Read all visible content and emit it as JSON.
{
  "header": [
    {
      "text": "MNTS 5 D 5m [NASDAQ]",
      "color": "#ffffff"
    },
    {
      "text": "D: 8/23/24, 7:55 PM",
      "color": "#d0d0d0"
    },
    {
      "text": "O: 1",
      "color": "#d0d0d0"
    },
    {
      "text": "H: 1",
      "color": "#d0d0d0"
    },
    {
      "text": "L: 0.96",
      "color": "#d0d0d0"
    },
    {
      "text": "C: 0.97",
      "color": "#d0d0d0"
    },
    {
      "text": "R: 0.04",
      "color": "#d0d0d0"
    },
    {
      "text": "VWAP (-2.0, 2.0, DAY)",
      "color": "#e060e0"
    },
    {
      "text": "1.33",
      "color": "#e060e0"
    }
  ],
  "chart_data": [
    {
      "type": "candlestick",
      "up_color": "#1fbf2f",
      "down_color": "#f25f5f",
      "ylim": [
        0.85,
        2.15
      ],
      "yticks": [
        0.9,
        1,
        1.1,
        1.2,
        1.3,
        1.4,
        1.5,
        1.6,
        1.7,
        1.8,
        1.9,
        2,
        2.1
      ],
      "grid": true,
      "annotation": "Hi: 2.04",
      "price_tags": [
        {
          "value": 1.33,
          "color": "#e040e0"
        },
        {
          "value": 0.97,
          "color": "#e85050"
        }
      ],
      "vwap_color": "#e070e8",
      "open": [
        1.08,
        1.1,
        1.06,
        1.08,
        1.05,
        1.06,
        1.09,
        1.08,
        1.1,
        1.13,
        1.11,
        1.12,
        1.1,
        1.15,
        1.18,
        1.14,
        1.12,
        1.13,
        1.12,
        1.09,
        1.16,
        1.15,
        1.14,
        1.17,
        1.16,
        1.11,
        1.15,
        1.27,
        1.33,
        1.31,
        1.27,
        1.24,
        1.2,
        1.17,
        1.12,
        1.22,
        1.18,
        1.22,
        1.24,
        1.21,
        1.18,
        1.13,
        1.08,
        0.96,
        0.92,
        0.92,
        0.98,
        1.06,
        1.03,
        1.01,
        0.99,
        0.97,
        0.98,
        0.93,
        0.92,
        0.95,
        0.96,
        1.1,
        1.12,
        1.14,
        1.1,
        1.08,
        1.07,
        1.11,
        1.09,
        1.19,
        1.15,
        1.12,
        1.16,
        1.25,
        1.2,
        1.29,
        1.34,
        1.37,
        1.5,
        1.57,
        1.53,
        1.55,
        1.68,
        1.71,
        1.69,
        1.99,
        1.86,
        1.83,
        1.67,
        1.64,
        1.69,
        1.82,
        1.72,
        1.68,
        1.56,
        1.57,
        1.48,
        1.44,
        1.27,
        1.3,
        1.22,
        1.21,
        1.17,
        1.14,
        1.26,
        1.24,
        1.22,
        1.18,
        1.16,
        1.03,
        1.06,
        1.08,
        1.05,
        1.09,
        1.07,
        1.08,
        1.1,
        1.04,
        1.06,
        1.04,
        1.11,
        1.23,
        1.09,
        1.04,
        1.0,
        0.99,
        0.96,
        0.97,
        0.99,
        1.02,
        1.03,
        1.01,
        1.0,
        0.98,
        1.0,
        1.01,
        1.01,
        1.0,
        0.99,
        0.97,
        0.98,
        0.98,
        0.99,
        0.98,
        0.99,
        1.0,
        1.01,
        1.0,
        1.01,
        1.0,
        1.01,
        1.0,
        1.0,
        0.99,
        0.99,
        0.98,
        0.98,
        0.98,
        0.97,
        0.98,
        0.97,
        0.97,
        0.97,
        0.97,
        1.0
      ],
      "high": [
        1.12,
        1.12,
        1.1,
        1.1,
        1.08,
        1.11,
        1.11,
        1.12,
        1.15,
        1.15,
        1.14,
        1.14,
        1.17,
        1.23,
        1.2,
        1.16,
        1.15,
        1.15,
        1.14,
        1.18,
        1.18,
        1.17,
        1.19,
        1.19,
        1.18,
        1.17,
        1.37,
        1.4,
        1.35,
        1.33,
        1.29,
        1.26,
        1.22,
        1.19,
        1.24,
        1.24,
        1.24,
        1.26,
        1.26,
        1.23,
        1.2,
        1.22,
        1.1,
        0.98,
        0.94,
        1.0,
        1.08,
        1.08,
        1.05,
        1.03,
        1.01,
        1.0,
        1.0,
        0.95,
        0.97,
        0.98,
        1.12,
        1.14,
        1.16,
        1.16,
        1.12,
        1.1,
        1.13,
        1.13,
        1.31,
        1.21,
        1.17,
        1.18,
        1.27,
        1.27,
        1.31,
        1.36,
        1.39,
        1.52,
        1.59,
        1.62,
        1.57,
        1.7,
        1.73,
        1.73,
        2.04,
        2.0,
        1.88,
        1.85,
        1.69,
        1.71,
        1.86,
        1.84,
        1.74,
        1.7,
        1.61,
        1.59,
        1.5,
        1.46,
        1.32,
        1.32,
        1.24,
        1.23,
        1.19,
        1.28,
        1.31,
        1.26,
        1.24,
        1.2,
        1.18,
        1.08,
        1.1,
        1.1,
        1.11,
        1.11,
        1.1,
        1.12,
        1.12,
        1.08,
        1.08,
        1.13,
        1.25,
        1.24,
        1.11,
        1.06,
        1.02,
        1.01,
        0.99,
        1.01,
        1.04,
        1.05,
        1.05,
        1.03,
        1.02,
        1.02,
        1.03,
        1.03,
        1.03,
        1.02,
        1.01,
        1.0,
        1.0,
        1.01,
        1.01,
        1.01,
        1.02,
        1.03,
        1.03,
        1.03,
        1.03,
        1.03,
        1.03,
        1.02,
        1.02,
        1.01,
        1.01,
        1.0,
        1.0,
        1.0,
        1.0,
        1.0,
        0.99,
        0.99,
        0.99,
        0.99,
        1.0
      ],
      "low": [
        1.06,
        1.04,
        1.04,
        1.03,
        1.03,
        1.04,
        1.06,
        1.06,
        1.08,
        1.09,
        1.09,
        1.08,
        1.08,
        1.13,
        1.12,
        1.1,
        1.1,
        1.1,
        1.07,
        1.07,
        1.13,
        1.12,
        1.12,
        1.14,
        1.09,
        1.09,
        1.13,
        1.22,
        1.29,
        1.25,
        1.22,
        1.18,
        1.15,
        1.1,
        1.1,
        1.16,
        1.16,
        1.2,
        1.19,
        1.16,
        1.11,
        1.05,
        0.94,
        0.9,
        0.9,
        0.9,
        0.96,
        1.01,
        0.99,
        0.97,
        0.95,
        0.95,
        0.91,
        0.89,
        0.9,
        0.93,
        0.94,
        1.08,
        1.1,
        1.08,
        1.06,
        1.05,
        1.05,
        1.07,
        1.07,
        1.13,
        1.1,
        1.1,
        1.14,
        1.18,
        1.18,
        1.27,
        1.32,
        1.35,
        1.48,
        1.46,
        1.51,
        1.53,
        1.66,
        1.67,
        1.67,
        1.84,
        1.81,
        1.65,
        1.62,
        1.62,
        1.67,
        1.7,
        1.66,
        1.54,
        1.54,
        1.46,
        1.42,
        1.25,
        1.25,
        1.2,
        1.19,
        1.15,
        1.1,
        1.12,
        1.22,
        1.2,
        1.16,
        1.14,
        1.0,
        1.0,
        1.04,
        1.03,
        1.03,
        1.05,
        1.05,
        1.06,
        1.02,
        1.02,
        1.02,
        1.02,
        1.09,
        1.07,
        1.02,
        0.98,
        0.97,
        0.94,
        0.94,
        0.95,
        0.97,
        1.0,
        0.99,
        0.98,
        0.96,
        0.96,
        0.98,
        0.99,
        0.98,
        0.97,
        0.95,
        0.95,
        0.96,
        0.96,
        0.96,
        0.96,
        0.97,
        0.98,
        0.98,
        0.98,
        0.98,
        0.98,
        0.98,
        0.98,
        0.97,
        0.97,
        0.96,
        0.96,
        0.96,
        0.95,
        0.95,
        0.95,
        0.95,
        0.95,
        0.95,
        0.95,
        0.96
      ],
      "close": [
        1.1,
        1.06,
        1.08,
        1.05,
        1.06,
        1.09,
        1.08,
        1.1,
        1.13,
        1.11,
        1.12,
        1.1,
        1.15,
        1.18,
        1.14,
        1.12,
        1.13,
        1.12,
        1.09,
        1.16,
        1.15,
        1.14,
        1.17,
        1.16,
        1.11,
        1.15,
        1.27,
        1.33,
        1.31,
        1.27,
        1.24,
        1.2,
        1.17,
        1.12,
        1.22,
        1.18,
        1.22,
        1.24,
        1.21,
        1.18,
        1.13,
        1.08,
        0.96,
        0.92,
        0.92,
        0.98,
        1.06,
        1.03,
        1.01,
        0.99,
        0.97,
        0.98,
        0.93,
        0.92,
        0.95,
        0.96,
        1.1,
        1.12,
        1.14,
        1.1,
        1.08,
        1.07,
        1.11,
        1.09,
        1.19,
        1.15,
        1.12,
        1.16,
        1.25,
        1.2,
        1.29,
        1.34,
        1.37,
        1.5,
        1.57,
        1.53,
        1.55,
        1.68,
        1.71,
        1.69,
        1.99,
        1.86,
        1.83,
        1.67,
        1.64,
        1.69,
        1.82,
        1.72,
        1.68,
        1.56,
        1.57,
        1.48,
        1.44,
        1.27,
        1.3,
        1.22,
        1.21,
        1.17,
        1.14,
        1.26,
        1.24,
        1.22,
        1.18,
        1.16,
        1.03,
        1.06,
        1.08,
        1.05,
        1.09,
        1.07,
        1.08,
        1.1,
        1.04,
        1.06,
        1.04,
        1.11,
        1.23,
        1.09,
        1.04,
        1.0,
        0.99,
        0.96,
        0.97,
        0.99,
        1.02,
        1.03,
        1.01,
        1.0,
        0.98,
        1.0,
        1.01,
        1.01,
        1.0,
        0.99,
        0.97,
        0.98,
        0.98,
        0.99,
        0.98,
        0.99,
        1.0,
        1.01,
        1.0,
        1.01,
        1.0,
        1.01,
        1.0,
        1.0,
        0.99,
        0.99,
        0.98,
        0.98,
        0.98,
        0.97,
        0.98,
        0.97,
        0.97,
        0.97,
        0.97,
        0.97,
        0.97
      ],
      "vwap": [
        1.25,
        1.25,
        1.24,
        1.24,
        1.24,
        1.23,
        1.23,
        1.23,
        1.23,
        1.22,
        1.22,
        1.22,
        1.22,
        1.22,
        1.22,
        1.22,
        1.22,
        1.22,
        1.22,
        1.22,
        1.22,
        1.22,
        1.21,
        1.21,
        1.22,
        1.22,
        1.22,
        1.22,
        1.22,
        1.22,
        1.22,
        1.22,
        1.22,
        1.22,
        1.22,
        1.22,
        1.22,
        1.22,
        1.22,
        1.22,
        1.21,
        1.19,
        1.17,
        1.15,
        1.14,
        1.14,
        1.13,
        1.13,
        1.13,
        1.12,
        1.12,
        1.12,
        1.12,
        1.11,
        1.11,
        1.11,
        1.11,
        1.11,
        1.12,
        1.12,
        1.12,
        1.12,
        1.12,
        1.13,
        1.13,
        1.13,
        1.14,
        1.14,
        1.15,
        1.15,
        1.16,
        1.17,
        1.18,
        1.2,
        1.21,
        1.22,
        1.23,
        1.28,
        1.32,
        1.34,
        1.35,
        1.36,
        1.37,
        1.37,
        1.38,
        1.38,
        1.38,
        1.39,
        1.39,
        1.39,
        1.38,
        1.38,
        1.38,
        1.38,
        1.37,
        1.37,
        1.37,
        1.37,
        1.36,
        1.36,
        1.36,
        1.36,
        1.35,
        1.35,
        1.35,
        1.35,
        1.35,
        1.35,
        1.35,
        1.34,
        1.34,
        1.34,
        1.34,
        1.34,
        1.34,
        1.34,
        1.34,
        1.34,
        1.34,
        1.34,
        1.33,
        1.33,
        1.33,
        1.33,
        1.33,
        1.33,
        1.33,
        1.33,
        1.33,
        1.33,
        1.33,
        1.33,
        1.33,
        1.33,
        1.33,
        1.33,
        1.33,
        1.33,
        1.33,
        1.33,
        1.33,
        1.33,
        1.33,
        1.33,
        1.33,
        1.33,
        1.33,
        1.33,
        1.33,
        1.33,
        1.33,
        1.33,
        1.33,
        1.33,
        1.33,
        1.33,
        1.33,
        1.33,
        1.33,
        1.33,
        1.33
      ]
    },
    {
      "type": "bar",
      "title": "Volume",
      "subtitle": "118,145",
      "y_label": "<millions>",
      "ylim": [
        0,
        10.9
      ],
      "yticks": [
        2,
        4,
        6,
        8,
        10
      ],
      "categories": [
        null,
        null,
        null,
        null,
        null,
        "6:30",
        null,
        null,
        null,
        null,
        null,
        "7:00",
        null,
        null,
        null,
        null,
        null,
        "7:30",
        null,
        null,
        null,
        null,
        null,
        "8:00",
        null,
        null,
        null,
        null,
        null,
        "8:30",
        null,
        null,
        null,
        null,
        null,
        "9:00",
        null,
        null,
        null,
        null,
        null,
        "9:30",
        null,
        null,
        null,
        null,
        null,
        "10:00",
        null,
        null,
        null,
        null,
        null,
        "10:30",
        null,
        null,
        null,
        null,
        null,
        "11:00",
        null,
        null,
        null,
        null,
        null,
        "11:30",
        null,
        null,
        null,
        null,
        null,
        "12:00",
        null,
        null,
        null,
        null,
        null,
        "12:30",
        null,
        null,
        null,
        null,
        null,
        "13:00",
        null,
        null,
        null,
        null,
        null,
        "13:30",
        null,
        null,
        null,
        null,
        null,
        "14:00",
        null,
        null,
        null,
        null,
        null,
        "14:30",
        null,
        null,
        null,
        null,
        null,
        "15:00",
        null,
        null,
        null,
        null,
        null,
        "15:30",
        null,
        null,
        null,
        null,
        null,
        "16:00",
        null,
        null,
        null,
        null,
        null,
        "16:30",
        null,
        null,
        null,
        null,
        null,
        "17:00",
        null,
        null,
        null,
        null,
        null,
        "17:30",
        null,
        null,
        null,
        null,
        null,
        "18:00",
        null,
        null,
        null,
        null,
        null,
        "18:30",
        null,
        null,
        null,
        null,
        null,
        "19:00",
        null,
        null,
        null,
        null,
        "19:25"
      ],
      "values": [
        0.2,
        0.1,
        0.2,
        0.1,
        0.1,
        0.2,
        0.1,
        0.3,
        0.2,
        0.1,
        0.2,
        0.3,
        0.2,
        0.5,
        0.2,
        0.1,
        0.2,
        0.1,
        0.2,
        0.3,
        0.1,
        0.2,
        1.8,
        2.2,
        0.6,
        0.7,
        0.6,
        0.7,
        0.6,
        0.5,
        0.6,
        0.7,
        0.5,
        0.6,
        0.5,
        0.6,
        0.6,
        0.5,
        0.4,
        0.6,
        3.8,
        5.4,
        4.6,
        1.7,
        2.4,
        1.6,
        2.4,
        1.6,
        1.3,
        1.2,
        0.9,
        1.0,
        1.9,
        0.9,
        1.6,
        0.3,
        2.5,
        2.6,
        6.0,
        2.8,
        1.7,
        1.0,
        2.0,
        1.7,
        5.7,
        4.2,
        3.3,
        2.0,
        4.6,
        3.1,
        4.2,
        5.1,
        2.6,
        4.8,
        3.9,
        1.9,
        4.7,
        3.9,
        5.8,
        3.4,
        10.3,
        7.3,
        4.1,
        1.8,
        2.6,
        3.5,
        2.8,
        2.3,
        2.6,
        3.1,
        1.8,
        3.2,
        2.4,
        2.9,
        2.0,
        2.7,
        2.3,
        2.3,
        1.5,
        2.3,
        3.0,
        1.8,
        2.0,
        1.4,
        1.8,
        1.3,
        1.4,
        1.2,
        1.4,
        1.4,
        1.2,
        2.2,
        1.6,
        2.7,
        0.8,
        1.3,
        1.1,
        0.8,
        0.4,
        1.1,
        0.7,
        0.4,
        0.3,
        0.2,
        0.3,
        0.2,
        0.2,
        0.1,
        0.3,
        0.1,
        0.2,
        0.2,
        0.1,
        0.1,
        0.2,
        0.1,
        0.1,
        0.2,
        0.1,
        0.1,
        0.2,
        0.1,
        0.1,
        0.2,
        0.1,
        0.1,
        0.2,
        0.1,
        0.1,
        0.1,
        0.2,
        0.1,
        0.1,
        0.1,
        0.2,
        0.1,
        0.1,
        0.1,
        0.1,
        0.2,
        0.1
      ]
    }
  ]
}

Do this: Take each line of the material that contains the word "text" and list it.

Solution to this task:
      "text": "MNTS 5 D 5m [NASDAQ]",
      "text": "D: 8/23/24, 7:55 PM",
      "text": "O: 1",
      "text": "H: 1",
      "text": "L: 0.96",
      "text": "C: 0.97",
      "text": "R: 0.04",
      "text": "VWAP (-2.0, 2.0, DAY)",
      "text": "1.33",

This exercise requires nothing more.